## INSTRUCTION
Lines containing the string "banda" are to be counted; report the total by itself.
──────── PROVIDED MATERIAL
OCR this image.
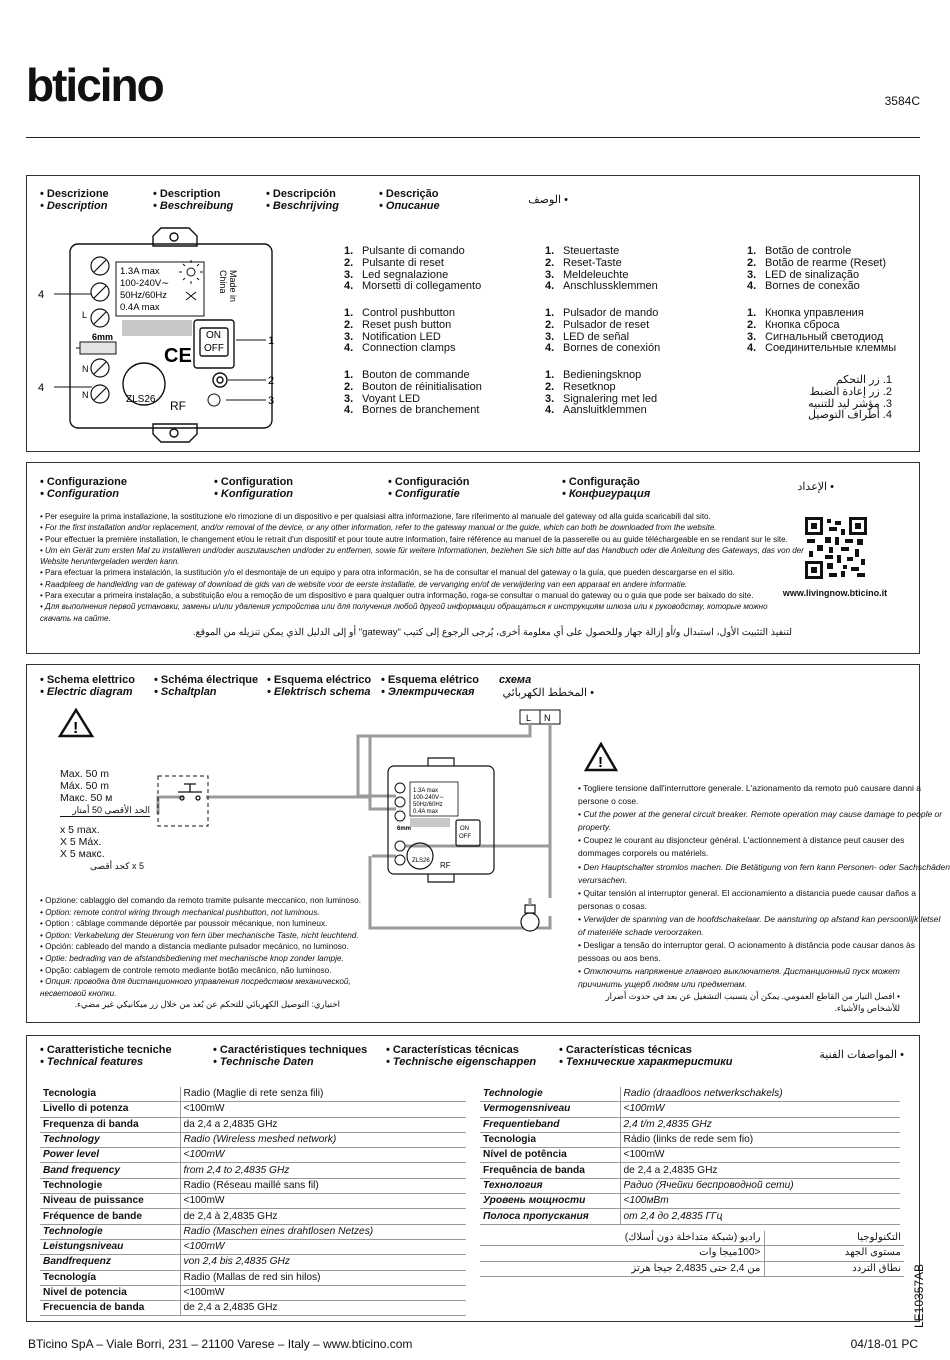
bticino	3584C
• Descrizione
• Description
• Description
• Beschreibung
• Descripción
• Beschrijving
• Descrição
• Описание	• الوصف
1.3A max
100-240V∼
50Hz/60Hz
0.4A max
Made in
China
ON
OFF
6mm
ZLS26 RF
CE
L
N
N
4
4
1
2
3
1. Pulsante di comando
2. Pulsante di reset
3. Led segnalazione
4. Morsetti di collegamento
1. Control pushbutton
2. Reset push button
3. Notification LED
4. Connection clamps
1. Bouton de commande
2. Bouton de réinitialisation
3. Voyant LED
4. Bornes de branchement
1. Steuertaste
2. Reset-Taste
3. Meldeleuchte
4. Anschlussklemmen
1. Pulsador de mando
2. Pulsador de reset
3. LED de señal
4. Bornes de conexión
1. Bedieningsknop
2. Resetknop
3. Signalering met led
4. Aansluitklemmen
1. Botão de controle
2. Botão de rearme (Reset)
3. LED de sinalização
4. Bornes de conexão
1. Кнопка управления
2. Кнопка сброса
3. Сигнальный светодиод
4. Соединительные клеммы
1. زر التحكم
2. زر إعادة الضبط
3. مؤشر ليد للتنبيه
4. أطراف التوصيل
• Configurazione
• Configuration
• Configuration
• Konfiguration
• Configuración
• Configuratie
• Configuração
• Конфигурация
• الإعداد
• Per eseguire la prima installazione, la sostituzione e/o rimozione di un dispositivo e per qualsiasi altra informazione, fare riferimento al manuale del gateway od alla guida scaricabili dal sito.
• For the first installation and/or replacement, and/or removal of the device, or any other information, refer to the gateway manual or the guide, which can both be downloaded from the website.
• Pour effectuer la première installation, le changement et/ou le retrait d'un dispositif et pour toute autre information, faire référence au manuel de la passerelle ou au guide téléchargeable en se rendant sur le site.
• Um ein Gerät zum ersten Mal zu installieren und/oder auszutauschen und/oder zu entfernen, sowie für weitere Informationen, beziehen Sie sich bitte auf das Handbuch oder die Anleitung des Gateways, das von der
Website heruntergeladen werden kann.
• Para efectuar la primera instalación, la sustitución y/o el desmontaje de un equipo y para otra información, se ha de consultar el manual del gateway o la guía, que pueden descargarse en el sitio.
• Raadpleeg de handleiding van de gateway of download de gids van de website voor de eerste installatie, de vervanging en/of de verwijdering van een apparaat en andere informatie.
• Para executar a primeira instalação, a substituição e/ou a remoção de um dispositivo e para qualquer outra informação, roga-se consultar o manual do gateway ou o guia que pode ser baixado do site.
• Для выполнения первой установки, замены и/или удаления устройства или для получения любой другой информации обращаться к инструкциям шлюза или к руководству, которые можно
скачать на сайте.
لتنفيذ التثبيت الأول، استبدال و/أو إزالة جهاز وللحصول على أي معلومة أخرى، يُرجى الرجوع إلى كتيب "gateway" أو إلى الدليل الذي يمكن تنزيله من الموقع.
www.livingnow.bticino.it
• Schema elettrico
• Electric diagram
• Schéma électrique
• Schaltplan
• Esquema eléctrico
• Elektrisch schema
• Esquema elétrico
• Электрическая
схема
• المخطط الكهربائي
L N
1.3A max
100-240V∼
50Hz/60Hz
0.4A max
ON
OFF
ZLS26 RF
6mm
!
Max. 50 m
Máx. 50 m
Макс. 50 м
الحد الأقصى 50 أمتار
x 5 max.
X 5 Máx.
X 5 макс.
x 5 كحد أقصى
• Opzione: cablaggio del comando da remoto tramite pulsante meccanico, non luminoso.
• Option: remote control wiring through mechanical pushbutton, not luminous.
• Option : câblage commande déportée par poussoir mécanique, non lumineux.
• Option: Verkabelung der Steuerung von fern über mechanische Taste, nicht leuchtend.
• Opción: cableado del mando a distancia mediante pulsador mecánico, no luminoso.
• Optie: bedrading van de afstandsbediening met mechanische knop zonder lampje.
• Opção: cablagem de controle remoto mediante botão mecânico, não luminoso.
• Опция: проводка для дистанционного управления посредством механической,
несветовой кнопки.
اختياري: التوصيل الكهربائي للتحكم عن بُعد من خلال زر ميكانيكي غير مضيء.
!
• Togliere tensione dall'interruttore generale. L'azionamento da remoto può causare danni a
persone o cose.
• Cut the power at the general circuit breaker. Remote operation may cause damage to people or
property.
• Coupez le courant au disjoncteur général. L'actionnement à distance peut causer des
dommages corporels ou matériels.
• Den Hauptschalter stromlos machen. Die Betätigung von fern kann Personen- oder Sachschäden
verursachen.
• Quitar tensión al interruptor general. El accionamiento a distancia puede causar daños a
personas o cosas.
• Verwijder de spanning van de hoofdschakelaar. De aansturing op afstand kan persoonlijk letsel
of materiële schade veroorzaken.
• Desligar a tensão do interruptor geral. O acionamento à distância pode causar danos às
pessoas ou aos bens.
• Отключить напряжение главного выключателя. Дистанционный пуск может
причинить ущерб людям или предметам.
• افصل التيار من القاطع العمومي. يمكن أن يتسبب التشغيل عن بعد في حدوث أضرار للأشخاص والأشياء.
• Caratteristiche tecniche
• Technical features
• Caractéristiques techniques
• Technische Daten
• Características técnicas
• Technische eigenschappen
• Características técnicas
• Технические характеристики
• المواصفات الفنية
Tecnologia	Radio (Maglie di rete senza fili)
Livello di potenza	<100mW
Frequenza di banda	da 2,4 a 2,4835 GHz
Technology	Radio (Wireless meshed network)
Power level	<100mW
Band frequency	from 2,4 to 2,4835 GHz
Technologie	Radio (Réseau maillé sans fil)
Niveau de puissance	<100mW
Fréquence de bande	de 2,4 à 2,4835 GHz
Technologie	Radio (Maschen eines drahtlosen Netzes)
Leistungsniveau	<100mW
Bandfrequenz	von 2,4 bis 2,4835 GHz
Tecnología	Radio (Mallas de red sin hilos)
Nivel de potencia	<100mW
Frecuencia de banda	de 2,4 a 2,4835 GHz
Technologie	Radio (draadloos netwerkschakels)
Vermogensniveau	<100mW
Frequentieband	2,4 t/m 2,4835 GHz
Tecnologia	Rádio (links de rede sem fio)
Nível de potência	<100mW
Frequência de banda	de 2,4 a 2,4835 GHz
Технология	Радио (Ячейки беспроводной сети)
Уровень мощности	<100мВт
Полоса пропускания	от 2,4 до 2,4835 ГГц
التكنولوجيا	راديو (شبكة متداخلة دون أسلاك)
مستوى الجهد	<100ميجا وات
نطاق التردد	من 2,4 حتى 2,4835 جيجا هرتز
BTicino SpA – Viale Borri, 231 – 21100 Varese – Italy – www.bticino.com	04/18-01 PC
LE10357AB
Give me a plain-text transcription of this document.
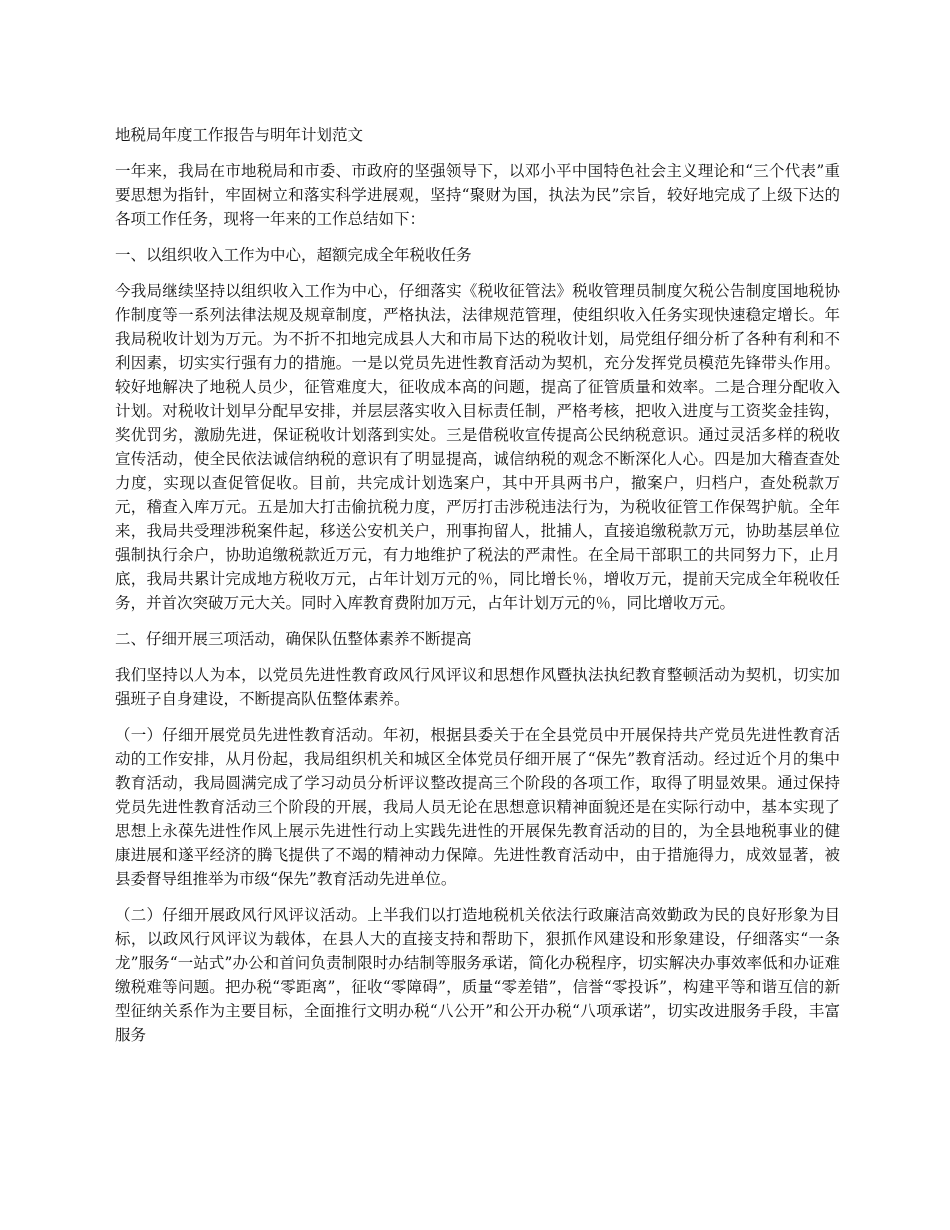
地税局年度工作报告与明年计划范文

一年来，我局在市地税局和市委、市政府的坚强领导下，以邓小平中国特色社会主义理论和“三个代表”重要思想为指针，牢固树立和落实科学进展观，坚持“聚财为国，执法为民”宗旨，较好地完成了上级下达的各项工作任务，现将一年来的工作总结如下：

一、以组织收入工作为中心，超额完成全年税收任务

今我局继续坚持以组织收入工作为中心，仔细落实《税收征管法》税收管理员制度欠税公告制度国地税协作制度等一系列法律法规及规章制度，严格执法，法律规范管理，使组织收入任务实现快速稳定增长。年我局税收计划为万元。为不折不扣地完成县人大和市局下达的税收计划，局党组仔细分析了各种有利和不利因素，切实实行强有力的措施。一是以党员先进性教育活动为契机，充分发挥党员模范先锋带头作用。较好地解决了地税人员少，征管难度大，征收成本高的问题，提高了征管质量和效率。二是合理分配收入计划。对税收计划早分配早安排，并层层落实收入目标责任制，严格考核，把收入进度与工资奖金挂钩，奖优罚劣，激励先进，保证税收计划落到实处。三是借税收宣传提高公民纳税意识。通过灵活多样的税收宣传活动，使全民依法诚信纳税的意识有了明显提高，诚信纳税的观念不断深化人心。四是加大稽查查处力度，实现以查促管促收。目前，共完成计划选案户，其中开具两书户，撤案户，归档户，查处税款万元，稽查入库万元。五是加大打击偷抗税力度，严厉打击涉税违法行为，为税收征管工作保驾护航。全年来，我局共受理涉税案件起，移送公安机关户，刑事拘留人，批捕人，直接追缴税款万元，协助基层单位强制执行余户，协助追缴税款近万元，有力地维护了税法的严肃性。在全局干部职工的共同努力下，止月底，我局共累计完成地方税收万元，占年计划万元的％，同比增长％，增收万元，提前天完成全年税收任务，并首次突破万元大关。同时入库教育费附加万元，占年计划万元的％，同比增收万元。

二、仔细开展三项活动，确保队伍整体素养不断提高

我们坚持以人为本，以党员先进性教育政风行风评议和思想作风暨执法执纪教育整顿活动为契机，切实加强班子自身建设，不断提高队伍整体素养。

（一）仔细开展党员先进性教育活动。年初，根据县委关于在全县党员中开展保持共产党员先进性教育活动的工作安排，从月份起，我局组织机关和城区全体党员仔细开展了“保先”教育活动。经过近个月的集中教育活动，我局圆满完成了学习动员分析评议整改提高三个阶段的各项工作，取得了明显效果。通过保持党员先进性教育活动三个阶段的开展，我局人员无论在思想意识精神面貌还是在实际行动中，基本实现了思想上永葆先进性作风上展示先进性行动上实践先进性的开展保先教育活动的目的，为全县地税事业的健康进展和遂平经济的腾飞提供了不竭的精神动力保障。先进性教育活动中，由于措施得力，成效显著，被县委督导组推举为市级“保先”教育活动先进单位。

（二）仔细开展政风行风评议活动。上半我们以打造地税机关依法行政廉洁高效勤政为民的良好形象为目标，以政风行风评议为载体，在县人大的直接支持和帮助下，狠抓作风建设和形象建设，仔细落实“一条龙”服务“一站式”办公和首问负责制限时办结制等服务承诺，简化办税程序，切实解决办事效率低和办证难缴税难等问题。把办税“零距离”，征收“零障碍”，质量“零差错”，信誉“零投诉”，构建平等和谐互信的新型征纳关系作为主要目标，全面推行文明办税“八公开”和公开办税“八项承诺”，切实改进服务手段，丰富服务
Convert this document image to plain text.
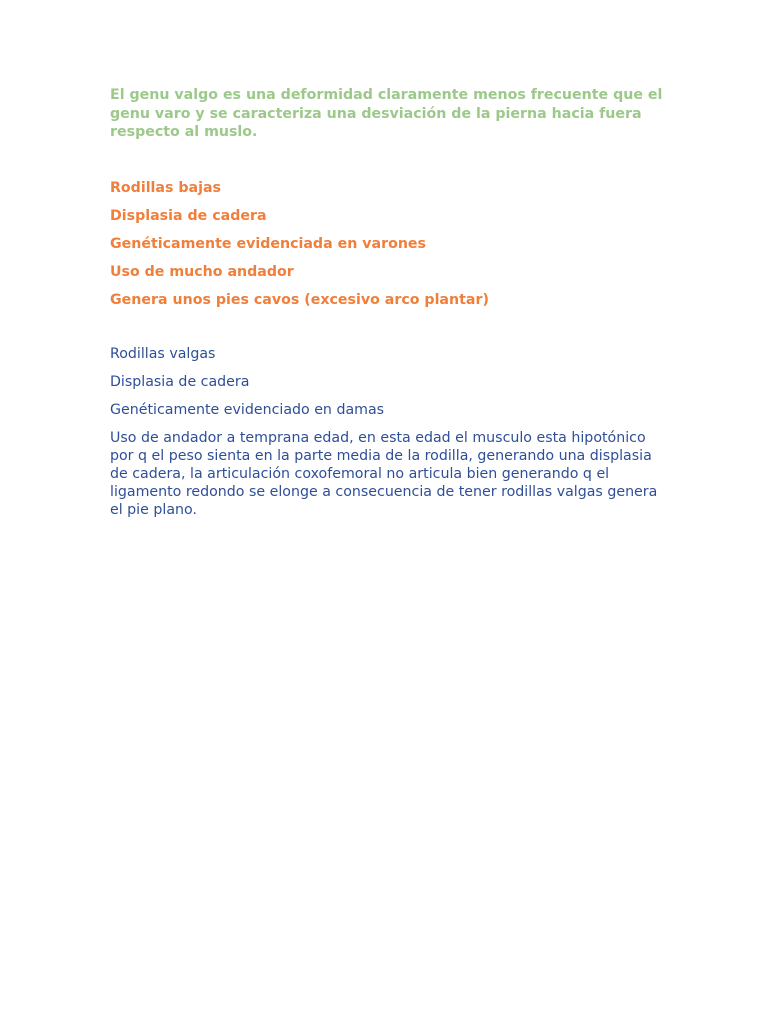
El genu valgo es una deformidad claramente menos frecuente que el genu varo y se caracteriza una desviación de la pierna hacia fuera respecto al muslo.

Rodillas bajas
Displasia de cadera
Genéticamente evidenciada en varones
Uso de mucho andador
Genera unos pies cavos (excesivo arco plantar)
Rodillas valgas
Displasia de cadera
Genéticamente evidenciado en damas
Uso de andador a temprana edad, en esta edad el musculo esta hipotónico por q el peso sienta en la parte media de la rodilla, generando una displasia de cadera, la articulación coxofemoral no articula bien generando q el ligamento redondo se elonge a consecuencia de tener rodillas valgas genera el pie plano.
────────────────
## ANSWER TO THE PROBLEM
3